[Exercise directions] In the listing below, count each line containing "chaque" and answer with the count only.

┌────────

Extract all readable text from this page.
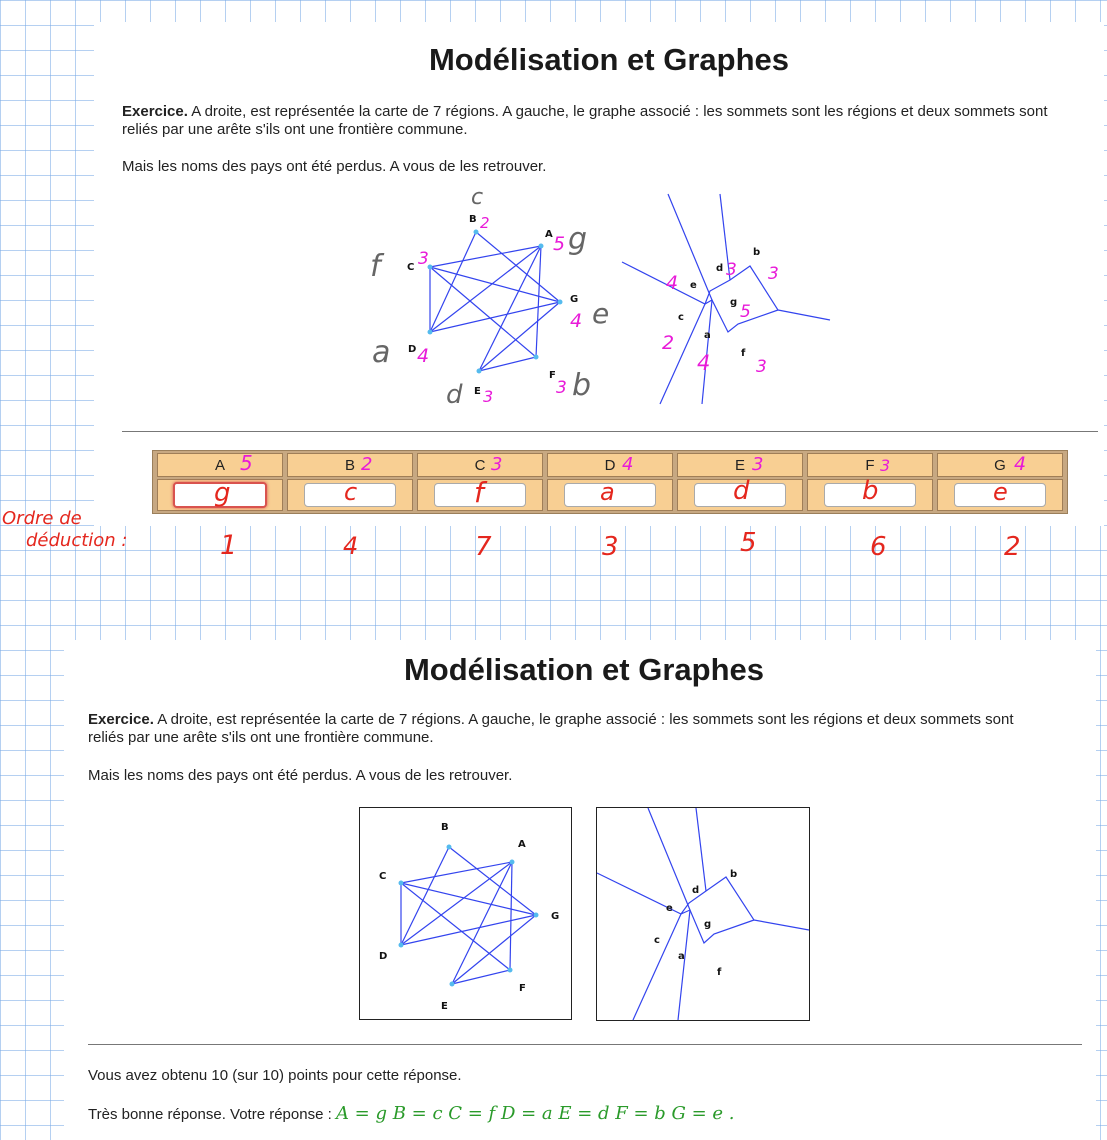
Modélisation et Graphes
Exercice. A droite, est représentée la carte de 7 régions. A gauche, le graphe associé : les sommets sont les régions et deux sommets sont reliés par une arête s'ils ont une frontière commune.
Mais les noms des pays ont été perdus. A vous de les retrouver.
A
B
C
D
E
F
G
b
d
e
g
c
a
f
A 5	B 2	C 3	D 4	E 3	F 3	G 4

g	c	f	a	d	b	e
c
2
5 g
f 3
4 e
a 4
3 b
d 3
4
3 3
5
2
4	3
Ordre de
déduction :	1	4	7	3	5	6	2
Modélisation et Graphes
Exercice. A droite, est représentée la carte de 7 régions. A gauche, le graphe associé : les sommets sont les régions et deux sommets sont reliés par une arête s'ils ont une frontière commune.
Mais les noms des pays ont été perdus. A vous de les retrouver.
A
B
C
D
E
F
G
b
d
e
g
c
a
f
Vous avez obtenu 10 (sur 10) points pour cette réponse.
Très bonne réponse. Votre réponse : A = g B = c C = f D = a E = d F = b G = e .
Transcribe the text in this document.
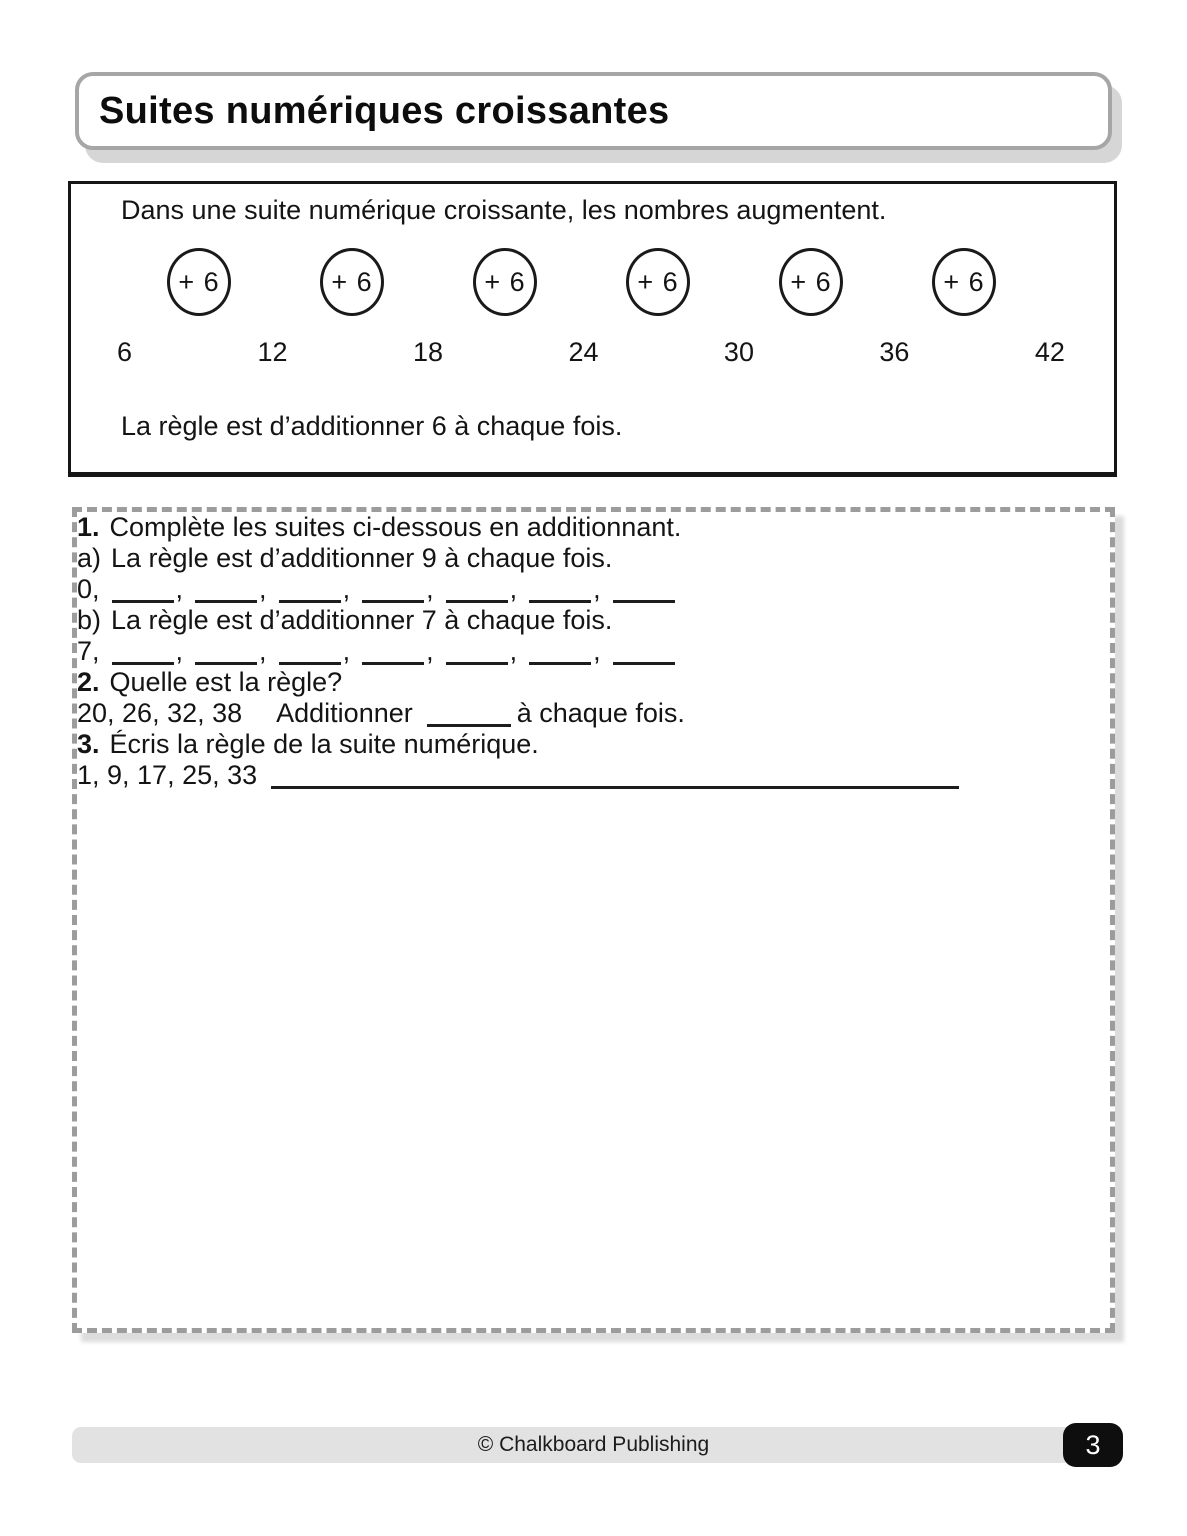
Suites numériques croissantes

Dans une suite numérique croissante, les nombres augmentent.

+ 6	+ 6	+ 6	+ 6	+ 6	+ 6
6	12	18	24	30	36	42

La règle est d’additionner 6 à chaque fois.

1. Complète les suites ci-dessous en additionnant.

a) La règle est d’additionner 9 à chaque fois.

0,	,	,	,	,	,	,

b) La règle est d’additionner 7 à chaque fois.

7,	,	,	,	,	,	,

2. Quelle est la règle?

20, 26, 32, 38 Additionner	à chaque fois.

3. Écris la règle de la suite numérique.

1, 9, 17, 25, 33

© Chalkboard Publishing	3
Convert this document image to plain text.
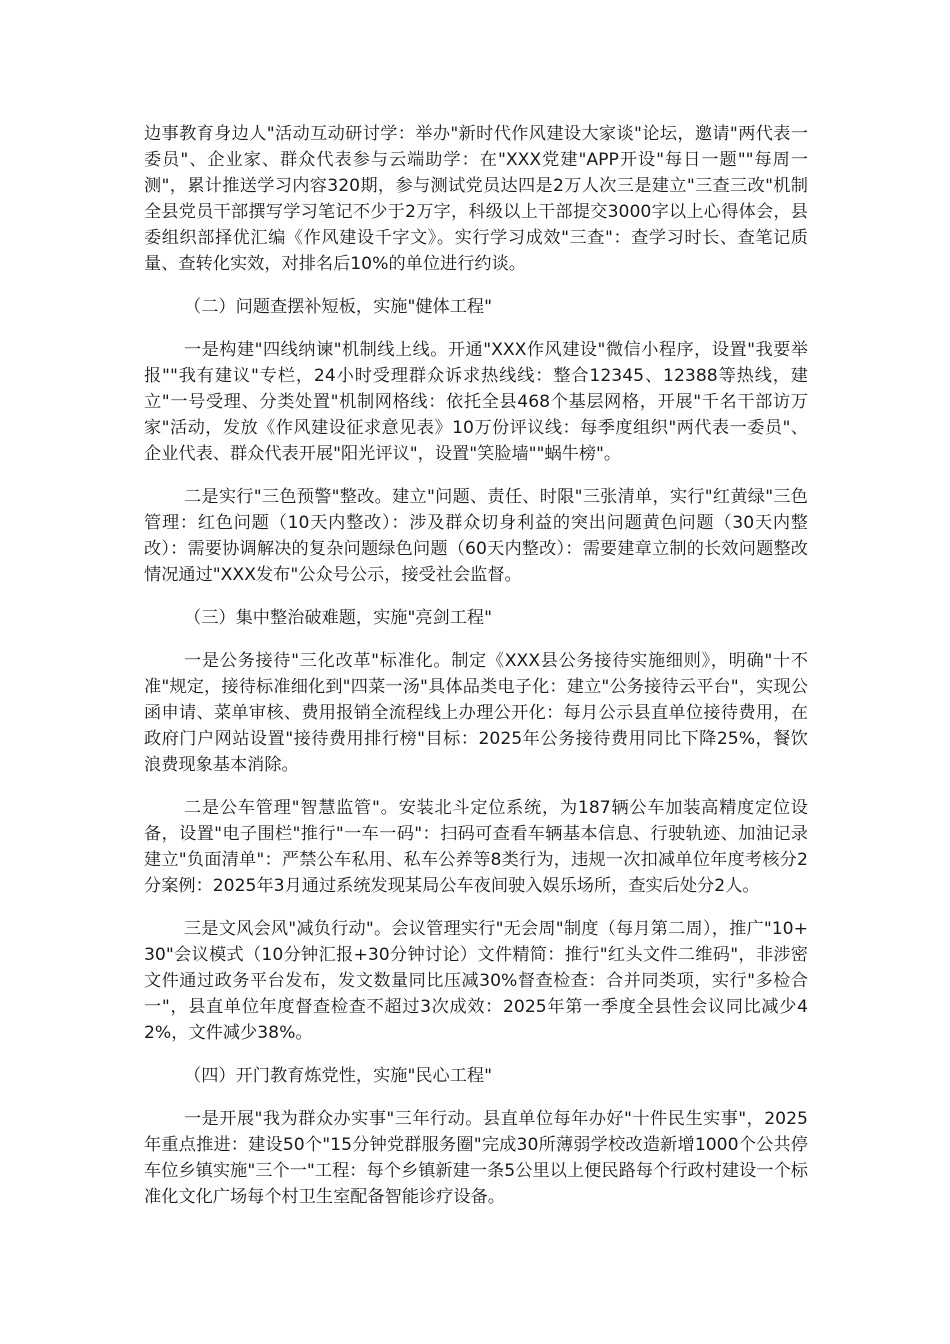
边事教育身边人"活动互动研讨学：举办"新时代作风建设大家谈"论坛，邀请"两代表一委员"、企业家、群众代表参与云端助学：在"XXX党建"APP开设"每日一题""每周一测"，累计推送学习内容320期，参与测试党员达四是2万人次三是建立"三查三改"机制全县党员干部撰写学习笔记不少于2万字，科级以上干部提交3000字以上心得体会，县委组织部择优汇编《作风建设千字文》。实行学习成效"三查"：查学习时长、查笔记质量、查转化实效，对排名后10%的单位进行约谈。

（二）问题查摆补短板，实施"健体工程"

一是构建"四线纳谏"机制线上线。开通"XXX作风建设"微信小程序，设置"我要举报""我有建议"专栏，24小时受理群众诉求热线线：整合12345、12388等热线，建立"一号受理、分类处置"机制网格线：依托全县468个基层网格，开展"千名干部访万家"活动，发放《作风建设征求意见表》10万份评议线：每季度组织"两代表一委员"、企业代表、群众代表开展"阳光评议"，设置"笑脸墙""蜗牛榜"。

二是实行"三色预警"整改。建立"问题、责任、时限"三张清单，实行"红黄绿"三色管理：红色问题（10天内整改）：涉及群众切身利益的突出问题黄色问题（30天内整改）：需要协调解决的复杂问题绿色问题（60天内整改）：需要建章立制的长效问题整改情况通过"XXX发布"公众号公示，接受社会监督。

（三）集中整治破难题，实施"亮剑工程"

一是公务接待"三化改革"标准化。制定《XXX县公务接待实施细则》，明确"十不准"规定，接待标准细化到"四菜一汤"具体品类电子化：建立"公务接待云平台"，实现公函申请、菜单审核、费用报销全流程线上办理公开化：每月公示县直单位接待费用，在政府门户网站设置"接待费用排行榜"目标：2025年公务接待费用同比下降25%，餐饮浪费现象基本消除。

二是公车管理"智慧监管"。安装北斗定位系统，为187辆公车加装高精度定位设备，设置"电子围栏"推行"一车一码"：扫码可查看车辆基本信息、行驶轨迹、加油记录建立"负面清单"：严禁公车私用、私车公养等8类行为，违规一次扣减单位年度考核分2分案例：2025年3月通过系统发现某局公车夜间驶入娱乐场所，查实后处分2人。

三是文风会风"减负行动"。会议管理实行"无会周"制度（每月第二周），推广"10+30"会议模式（10分钟汇报+30分钟讨论）文件精简：推行"红头文件二维码"，非涉密文件通过政务平台发布，发文数量同比压减30%督查检查：合并同类项，实行"多检合一"，县直单位年度督查检查不超过3次成效：2025年第一季度全县性会议同比减少42%，文件减少38%。

（四）开门教育炼党性，实施"民心工程"

一是开展"我为群众办实事"三年行动。县直单位每年办好"十件民生实事"，2025年重点推进：建设50个"15分钟党群服务圈"完成30所薄弱学校改造新增1000个公共停车位乡镇实施"三个一"工程：每个乡镇新建一条5公里以上便民路每个行政村建设一个标准化文化广场每个村卫生室配备智能诊疗设备。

└────────

[Response] 4